Work to complete: Output every entry exactly as written, but omit the pictures.

--- Start Exercise materials ---

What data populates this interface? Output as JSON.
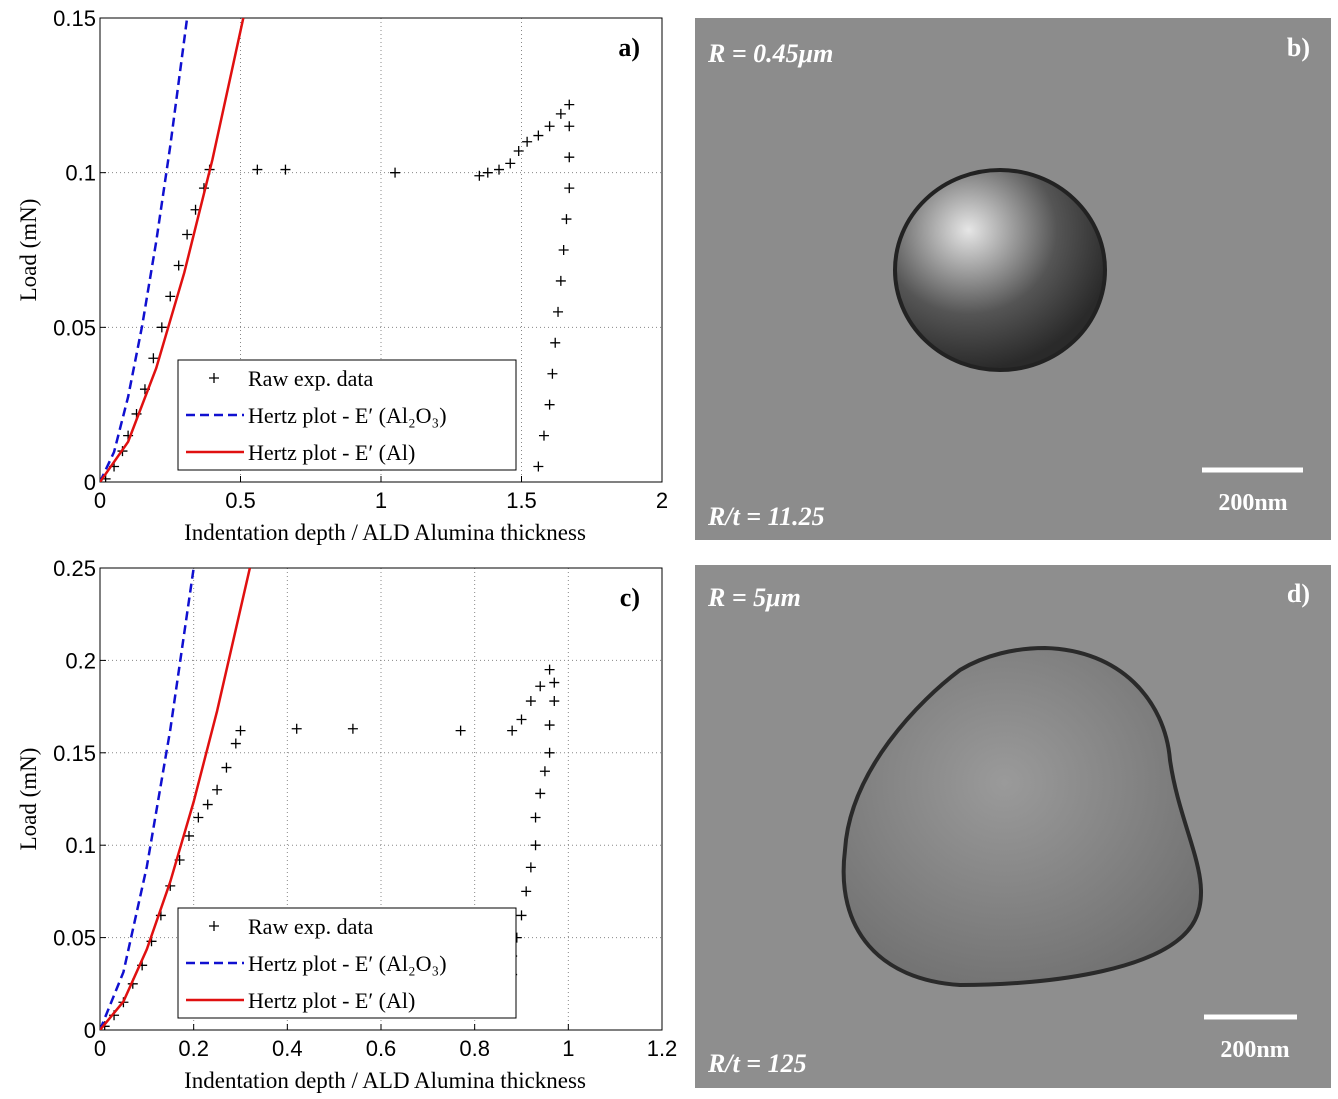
{
  "chart_data": [
    {
      "type": "line",
      "panel_label": "a)",
      "xlabel": "Indentation depth / ALD Alumina thickness",
      "ylabel": "Load (mN)",
      "xlim": [
        0,
        2
      ],
      "ylim": [
        0,
        0.15
      ],
      "xticks": [
        0,
        0.5,
        1,
        1.5,
        2
      ],
      "yticks": [
        0,
        0.05,
        0.1,
        0.15
      ],
      "grid": true,
      "legend": "lower center",
      "series": [
        {
          "name": "Raw exp. data",
          "color": "#000000",
          "style": "plus",
          "x": [
            0.02,
            0.05,
            0.08,
            0.1,
            0.13,
            0.16,
            0.19,
            0.22,
            0.25,
            0.28,
            0.31,
            0.34,
            0.37,
            0.39,
            0.56,
            0.66,
            1.05,
            1.35,
            1.38,
            1.42,
            1.46,
            1.49,
            1.52,
            1.56,
            1.6,
            1.64,
            1.67,
            1.67,
            1.67,
            1.67,
            1.66,
            1.65,
            1.64,
            1.63,
            1.62,
            1.61,
            1.6,
            1.58,
            1.56
          ],
          "values": [
            0.001,
            0.005,
            0.01,
            0.015,
            0.022,
            0.03,
            0.04,
            0.05,
            0.06,
            0.07,
            0.08,
            0.088,
            0.095,
            0.101,
            0.101,
            0.101,
            0.1,
            0.099,
            0.1,
            0.101,
            0.103,
            0.107,
            0.11,
            0.112,
            0.115,
            0.119,
            0.122,
            0.115,
            0.105,
            0.095,
            0.085,
            0.075,
            0.065,
            0.055,
            0.045,
            0.035,
            0.025,
            0.015,
            0.005
          ]
        },
        {
          "name": "Hertz plot - E′ (Al₂O₃)",
          "color": "#1010d0",
          "style": "dashed",
          "x": [
            0,
            0.05,
            0.1,
            0.15,
            0.2,
            0.25,
            0.31
          ],
          "values": [
            0,
            0.0097,
            0.0275,
            0.0505,
            0.0777,
            0.1086,
            0.15
          ]
        },
        {
          "name": "Hertz plot - E′ (Al)",
          "color": "#e01010",
          "style": "solid",
          "x": [
            0,
            0.1,
            0.2,
            0.3,
            0.4,
            0.51
          ],
          "values": [
            0,
            0.013,
            0.0368,
            0.0677,
            0.1042,
            0.15
          ]
        }
      ]
    },
    {
      "type": "line",
      "panel_label": "c)",
      "xlabel": "Indentation depth / ALD Alumina thickness",
      "ylabel": "Load (mN)",
      "xlim": [
        0,
        1.2
      ],
      "ylim": [
        0,
        0.25
      ],
      "xticks": [
        0,
        0.2,
        0.4,
        0.6,
        0.8,
        1,
        1.2
      ],
      "yticks": [
        0,
        0.05,
        0.1,
        0.15,
        0.2,
        0.25
      ],
      "grid": true,
      "legend": "lower center",
      "series": [
        {
          "name": "Raw exp. data",
          "color": "#000000",
          "style": "plus",
          "x": [
            0.01,
            0.03,
            0.05,
            0.07,
            0.09,
            0.11,
            0.13,
            0.15,
            0.17,
            0.19,
            0.21,
            0.23,
            0.25,
            0.27,
            0.29,
            0.3,
            0.42,
            0.54,
            0.77,
            0.88,
            0.9,
            0.92,
            0.94,
            0.96,
            0.97,
            0.97,
            0.96,
            0.96,
            0.95,
            0.94,
            0.93,
            0.93,
            0.92,
            0.91,
            0.9,
            0.89,
            0.88,
            0.88,
            0.87,
            0.87
          ],
          "values": [
            0.002,
            0.008,
            0.015,
            0.025,
            0.035,
            0.048,
            0.062,
            0.078,
            0.092,
            0.105,
            0.115,
            0.122,
            0.13,
            0.142,
            0.155,
            0.162,
            0.163,
            0.163,
            0.162,
            0.162,
            0.168,
            0.178,
            0.186,
            0.195,
            0.188,
            0.178,
            0.165,
            0.15,
            0.14,
            0.128,
            0.115,
            0.1,
            0.088,
            0.075,
            0.062,
            0.05,
            0.04,
            0.03,
            0.02,
            0.01
          ]
        },
        {
          "name": "Hertz plot - E′ (Al₂O₃)",
          "color": "#1010d0",
          "style": "dashed",
          "x": [
            0,
            0.05,
            0.1,
            0.15,
            0.2
          ],
          "values": [
            0,
            0.0313,
            0.0884,
            0.1624,
            0.25
          ]
        },
        {
          "name": "Hertz plot - E′ (Al)",
          "color": "#e01010",
          "style": "solid",
          "x": [
            0,
            0.05,
            0.1,
            0.15,
            0.2,
            0.25,
            0.32
          ],
          "values": [
            0,
            0.0154,
            0.0437,
            0.0802,
            0.1235,
            0.1726,
            0.25
          ]
        }
      ]
    }
  ],
  "images": [
    {
      "panel_label": "b)",
      "radius": "R = 0.45μm",
      "ratio": "R/t = 11.25",
      "scale": "200nm"
    },
    {
      "panel_label": "d)",
      "radius": "R = 5μm",
      "ratio": "R/t = 125",
      "scale": "200nm"
    }
  ]
}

--- End Exercise materials ---

Exercise response:
What data populates this interface? Output as JSON.
{
  "chart_data": [
    {
      "type": "line",
      "panel_label": "a)",
      "xlabel": "Indentation depth / ALD Alumina thickness",
      "ylabel": "Load (mN)",
      "xlim": [
        0,
        2
      ],
      "ylim": [
        0,
        0.15
      ],
      "xticks": [
        0,
        0.5,
        1,
        1.5,
        2
      ],
      "yticks": [
        0,
        0.05,
        0.1,
        0.15
      ],
      "grid": true,
      "legend": "lower center",
      "series": [
        {
          "name": "Raw exp. data",
          "color": "#000000",
          "style": "plus",
          "x": [
            0.02,
            0.05,
            0.08,
            0.1,
            0.13,
            0.16,
            0.19,
            0.22,
            0.25,
            0.28,
            0.31,
            0.34,
            0.37,
            0.39,
            0.56,
            0.66,
            1.05,
            1.35,
            1.38,
            1.42,
            1.46,
            1.49,
            1.52,
            1.56,
            1.6,
            1.64,
            1.67,
            1.67,
            1.67,
            1.67,
            1.66,
            1.65,
            1.64,
            1.63,
            1.62,
            1.61,
            1.6,
            1.58,
            1.56
          ],
          "values": [
            0.001,
            0.005,
            0.01,
            0.015,
            0.022,
            0.03,
            0.04,
            0.05,
            0.06,
            0.07,
            0.08,
            0.088,
            0.095,
            0.101,
            0.101,
            0.101,
            0.1,
            0.099,
            0.1,
            0.101,
            0.103,
            0.107,
            0.11,
            0.112,
            0.115,
            0.119,
            0.122,
            0.115,
            0.105,
            0.095,
            0.085,
            0.075,
            0.065,
            0.055,
            0.045,
            0.035,
            0.025,
            0.015,
            0.005
          ]
        },
        {
          "name": "Hertz plot - E′ (Al₂O₃)",
          "color": "#1010d0",
          "style": "dashed",
          "x": [
            0,
            0.05,
            0.1,
            0.15,
            0.2,
            0.25,
            0.31
          ],
          "values": [
            0,
            0.0097,
            0.0275,
            0.0505,
            0.0777,
            0.1086,
            0.15
          ]
        },
        {
          "name": "Hertz plot - E′ (Al)",
          "color": "#e01010",
          "style": "solid",
          "x": [
            0,
            0.1,
            0.2,
            0.3,
            0.4,
            0.51
          ],
          "values": [
            0,
            0.013,
            0.0368,
            0.0677,
            0.1042,
            0.15
          ]
        }
      ]
    },
    {
      "type": "line",
      "panel_label": "c)",
      "xlabel": "Indentation depth / ALD Alumina thickness",
      "ylabel": "Load (mN)",
      "xlim": [
        0,
        1.2
      ],
      "ylim": [
        0,
        0.25
      ],
      "xticks": [
        0,
        0.2,
        0.4,
        0.6,
        0.8,
        1,
        1.2
      ],
      "yticks": [
        0,
        0.05,
        0.1,
        0.15,
        0.2,
        0.25
      ],
      "grid": true,
      "legend": "lower center",
      "series": [
        {
          "name": "Raw exp. data",
          "color": "#000000",
          "style": "plus",
          "x": [
            0.01,
            0.03,
            0.05,
            0.07,
            0.09,
            0.11,
            0.13,
            0.15,
            0.17,
            0.19,
            0.21,
            0.23,
            0.25,
            0.27,
            0.29,
            0.3,
            0.42,
            0.54,
            0.77,
            0.88,
            0.9,
            0.92,
            0.94,
            0.96,
            0.97,
            0.97,
            0.96,
            0.96,
            0.95,
            0.94,
            0.93,
            0.93,
            0.92,
            0.91,
            0.9,
            0.89,
            0.88,
            0.88,
            0.87,
            0.87
          ],
          "values": [
            0.002,
            0.008,
            0.015,
            0.025,
            0.035,
            0.048,
            0.062,
            0.078,
            0.092,
            0.105,
            0.115,
            0.122,
            0.13,
            0.142,
            0.155,
            0.162,
            0.163,
            0.163,
            0.162,
            0.162,
            0.168,
            0.178,
            0.186,
            0.195,
            0.188,
            0.178,
            0.165,
            0.15,
            0.14,
            0.128,
            0.115,
            0.1,
            0.088,
            0.075,
            0.062,
            0.05,
            0.04,
            0.03,
            0.02,
            0.01
          ]
        },
        {
          "name": "Hertz plot - E′ (Al₂O₃)",
          "color": "#1010d0",
          "style": "dashed",
          "x": [
            0,
            0.05,
            0.1,
            0.15,
            0.2
          ],
          "values": [
            0,
            0.0313,
            0.0884,
            0.1624,
            0.25
          ]
        },
        {
          "name": "Hertz plot - E′ (Al)",
          "color": "#e01010",
          "style": "solid",
          "x": [
            0,
            0.05,
            0.1,
            0.15,
            0.2,
            0.25,
            0.32
          ],
          "values": [
            0,
            0.0154,
            0.0437,
            0.0802,
            0.1235,
            0.1726,
            0.25
          ]
        }
      ]
    }
  ],
  "images": [
    {
      "panel_label": "b)",
      "radius": "R = 0.45μm",
      "ratio": "R/t = 11.25",
      "scale": "200nm"
    },
    {
      "panel_label": "d)",
      "radius": "R = 5μm",
      "ratio": "R/t = 125",
      "scale": "200nm"
    }
  ]
}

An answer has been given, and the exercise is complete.